REQUEST » Return every line of the data below that includes the string "inches".

EXTRACTED MATERIAL »
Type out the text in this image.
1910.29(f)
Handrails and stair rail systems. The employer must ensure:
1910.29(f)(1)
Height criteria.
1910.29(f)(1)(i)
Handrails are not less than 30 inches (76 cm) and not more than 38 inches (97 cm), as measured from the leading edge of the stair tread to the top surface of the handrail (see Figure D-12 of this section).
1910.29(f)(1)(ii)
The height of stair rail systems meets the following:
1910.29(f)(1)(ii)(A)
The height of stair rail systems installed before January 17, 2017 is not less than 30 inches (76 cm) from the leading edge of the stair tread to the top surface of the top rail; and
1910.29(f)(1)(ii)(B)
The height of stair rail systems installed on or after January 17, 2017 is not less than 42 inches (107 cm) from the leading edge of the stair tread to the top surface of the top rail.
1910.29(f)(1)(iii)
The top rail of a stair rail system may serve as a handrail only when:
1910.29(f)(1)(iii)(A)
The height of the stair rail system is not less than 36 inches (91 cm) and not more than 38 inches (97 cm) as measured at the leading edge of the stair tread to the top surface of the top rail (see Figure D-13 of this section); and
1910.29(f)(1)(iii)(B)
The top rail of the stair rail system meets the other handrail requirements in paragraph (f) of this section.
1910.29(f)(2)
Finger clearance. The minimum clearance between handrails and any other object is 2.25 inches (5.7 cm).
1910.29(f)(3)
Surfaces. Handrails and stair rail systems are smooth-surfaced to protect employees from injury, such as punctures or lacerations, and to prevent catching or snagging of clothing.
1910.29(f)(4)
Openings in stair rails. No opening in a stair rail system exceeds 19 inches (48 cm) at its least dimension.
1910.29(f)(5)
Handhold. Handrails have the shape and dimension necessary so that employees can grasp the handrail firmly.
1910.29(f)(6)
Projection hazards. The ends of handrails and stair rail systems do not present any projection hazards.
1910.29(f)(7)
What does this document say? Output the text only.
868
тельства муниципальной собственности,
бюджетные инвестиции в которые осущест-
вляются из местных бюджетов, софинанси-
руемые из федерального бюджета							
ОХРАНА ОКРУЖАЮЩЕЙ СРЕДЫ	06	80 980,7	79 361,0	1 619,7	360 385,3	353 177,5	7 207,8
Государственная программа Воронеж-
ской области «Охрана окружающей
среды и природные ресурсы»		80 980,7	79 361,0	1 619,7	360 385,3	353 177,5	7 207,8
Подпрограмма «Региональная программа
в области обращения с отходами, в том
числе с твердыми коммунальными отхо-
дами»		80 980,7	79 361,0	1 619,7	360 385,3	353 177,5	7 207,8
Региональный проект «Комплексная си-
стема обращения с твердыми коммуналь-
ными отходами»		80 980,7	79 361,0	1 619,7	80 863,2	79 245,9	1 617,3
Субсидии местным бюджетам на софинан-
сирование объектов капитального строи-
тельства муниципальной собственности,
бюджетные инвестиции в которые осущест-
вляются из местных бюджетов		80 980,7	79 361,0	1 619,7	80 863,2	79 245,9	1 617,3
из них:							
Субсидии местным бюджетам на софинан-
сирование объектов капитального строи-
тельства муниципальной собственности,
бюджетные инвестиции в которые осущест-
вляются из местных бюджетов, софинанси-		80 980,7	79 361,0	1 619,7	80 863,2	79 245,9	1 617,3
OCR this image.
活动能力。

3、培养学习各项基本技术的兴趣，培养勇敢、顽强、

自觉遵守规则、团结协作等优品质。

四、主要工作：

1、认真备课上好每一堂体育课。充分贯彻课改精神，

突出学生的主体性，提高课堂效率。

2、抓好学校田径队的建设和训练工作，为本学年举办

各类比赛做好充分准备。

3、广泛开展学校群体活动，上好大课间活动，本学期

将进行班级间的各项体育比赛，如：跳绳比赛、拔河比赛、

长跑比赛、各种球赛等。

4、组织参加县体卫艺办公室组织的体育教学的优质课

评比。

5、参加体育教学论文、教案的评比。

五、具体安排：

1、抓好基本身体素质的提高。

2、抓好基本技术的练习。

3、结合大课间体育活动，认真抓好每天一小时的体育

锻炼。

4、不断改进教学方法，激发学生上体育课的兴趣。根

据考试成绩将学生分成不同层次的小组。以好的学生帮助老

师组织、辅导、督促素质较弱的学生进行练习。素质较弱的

WRITTEN RESPONSE »
Handrails are not less than 30 inches (76 cm) and not more than 38 inches (97 cm), as measured from the leading edge of the stair tread to the top surface of the handrail (see Figure D-12 of this section).
The height of stair rail systems installed before January 17, 2017 is not less than 30 inches (76 cm) from the leading edge of the stair tread to the top surface of the top rail; and
The height of stair rail systems installed on or after January 17, 2017 is not less than 42 inches (107 cm) from the leading edge of the stair tread to the top surface of the top rail.
The height of the stair rail system is not less than 36 inches (91 cm) and not more than 38 inches (97 cm) as measured at the leading edge of the stair tread to the top surface of the top rail (see Figure D-13 of this section); and
Finger clearance. The minimum clearance between handrails and any other object is 2.25 inches (5.7 cm).
Openings in stair rails. No opening in a stair rail system exceeds 19 inches (48 cm) at its least dimension.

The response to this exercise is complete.